>> START Items

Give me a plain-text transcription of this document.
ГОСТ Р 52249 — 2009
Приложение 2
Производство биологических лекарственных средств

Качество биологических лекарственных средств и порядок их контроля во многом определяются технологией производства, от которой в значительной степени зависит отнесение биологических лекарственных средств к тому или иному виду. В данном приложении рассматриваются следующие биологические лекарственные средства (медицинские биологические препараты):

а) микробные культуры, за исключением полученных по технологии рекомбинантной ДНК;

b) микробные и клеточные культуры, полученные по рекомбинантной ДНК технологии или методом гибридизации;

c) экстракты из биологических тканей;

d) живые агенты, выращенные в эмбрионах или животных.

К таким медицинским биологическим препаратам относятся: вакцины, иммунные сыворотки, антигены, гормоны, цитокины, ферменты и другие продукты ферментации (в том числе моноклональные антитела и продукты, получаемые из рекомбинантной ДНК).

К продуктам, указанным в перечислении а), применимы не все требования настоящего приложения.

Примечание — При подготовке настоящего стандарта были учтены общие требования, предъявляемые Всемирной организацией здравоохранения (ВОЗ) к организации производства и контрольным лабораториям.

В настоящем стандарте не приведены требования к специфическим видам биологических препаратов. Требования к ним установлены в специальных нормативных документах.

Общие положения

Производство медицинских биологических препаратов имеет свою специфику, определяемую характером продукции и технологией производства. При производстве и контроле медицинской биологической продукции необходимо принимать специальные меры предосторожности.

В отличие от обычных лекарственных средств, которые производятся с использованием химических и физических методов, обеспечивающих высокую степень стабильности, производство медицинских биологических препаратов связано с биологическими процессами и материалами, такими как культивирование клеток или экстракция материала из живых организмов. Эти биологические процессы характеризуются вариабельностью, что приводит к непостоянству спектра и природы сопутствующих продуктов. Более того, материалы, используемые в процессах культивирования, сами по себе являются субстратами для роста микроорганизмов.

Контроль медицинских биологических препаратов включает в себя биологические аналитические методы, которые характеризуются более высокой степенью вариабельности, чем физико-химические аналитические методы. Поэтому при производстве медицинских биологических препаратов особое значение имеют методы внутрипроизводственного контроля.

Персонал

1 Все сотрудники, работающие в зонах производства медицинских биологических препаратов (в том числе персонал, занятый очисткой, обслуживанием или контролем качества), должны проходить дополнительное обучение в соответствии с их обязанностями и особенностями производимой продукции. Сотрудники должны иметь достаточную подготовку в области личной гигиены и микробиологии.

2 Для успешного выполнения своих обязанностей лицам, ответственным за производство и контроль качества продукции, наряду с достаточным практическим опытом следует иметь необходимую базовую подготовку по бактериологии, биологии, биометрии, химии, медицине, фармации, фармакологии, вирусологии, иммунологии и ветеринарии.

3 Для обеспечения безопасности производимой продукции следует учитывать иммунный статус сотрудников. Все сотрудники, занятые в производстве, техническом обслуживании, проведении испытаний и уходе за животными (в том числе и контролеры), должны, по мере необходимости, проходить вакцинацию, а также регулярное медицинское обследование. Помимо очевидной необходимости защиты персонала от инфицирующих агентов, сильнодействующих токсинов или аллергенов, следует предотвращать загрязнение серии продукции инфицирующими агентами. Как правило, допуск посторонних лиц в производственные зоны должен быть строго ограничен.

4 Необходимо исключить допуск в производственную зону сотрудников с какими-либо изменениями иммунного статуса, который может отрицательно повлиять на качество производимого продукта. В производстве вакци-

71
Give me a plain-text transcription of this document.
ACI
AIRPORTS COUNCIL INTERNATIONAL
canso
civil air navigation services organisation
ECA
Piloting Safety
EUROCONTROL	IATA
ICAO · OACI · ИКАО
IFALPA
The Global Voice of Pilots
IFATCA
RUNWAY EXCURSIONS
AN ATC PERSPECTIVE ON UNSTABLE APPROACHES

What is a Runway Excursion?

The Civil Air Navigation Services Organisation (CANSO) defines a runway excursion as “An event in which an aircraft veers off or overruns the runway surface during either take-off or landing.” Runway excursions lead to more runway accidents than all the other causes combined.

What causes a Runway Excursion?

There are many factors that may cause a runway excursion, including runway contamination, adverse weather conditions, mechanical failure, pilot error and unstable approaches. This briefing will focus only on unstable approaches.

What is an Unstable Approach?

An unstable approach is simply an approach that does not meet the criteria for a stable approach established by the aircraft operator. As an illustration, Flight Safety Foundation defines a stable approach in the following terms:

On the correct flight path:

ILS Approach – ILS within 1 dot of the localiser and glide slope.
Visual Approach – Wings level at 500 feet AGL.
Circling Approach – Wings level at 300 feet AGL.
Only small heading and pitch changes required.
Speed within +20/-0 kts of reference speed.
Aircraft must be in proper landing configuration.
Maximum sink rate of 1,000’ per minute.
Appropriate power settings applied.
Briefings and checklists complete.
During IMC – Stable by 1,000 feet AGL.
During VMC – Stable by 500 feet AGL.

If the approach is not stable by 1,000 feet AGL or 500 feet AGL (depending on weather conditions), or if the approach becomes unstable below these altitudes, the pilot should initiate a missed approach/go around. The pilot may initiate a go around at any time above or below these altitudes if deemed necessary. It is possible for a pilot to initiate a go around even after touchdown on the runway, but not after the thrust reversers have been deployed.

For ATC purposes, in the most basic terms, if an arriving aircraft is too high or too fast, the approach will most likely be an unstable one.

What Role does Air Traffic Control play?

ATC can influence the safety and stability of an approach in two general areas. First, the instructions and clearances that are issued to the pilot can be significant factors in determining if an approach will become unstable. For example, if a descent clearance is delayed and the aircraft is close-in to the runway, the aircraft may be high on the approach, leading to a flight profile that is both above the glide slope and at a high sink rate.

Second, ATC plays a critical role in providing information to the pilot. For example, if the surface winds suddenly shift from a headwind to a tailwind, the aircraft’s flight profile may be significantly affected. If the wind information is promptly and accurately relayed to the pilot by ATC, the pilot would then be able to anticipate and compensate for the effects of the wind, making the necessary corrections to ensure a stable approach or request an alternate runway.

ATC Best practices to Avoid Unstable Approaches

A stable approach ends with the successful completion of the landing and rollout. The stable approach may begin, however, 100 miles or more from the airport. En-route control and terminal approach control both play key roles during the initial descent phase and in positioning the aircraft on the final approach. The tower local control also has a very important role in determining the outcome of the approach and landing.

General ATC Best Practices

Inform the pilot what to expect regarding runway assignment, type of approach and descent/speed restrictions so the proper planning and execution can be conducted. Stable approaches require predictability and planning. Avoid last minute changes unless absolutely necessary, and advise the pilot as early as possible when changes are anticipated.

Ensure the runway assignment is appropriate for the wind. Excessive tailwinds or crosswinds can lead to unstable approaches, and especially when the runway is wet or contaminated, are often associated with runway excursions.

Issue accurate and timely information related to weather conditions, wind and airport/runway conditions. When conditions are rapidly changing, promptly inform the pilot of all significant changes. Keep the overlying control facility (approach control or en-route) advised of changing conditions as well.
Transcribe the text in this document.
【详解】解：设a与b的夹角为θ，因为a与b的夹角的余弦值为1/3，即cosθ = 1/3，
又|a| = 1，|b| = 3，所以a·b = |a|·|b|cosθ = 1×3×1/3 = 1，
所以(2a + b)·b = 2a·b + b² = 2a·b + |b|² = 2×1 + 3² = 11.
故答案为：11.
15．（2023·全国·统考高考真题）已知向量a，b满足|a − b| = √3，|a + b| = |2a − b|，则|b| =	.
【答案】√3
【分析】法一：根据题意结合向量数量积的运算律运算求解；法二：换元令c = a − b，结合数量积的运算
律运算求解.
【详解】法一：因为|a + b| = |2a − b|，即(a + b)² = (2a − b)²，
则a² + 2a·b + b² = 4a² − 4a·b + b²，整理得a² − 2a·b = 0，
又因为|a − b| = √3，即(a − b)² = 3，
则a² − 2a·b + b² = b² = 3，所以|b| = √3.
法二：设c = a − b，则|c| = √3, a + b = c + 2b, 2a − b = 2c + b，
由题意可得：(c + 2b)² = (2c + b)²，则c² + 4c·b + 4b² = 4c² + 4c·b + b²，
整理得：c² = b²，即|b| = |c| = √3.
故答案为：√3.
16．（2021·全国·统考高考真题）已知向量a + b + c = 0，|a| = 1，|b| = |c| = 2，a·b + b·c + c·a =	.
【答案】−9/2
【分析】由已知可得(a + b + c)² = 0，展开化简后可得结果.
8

>> END Items

(Objective) Give back the lines above exactly, from the one with "Transcribe the text in this document." through the last line.

(The output)
Transcribe the text in this document.
【详解】解：设a与b的夹角为θ，因为a与b的夹角的余弦值为1/3，即cosθ = 1/3，
又|a| = 1，|b| = 3，所以a·b = |a|·|b|cosθ = 1×3×1/3 = 1，
所以(2a + b)·b = 2a·b + b² = 2a·b + |b|² = 2×1 + 3² = 11.
故答案为：11.
15．（2023·全国·统考高考真题）已知向量a，b满足|a − b| = √3，|a + b| = |2a − b|，则|b| =	.
【答案】√3
【分析】法一：根据题意结合向量数量积的运算律运算求解；法二：换元令c = a − b，结合数量积的运算
律运算求解.
【详解】法一：因为|a + b| = |2a − b|，即(a + b)² = (2a − b)²，
则a² + 2a·b + b² = 4a² − 4a·b + b²，整理得a² − 2a·b = 0，
又因为|a − b| = √3，即(a − b)² = 3，
则a² − 2a·b + b² = b² = 3，所以|b| = √3.
法二：设c = a − b，则|c| = √3, a + b = c + 2b, 2a − b = 2c + b，
由题意可得：(c + 2b)² = (2c + b)²，则c² + 4c·b + 4b² = 4c² + 4c·b + b²，
整理得：c² = b²，即|b| = |c| = √3.
故答案为：√3.
16．（2021·全国·统考高考真题）已知向量a + b + c = 0，|a| = 1，|b| = |c| = 2，a·b + b·c + c·a =	.
【答案】−9/2
【分析】由已知可得(a + b + c)² = 0，展开化简后可得结果.
8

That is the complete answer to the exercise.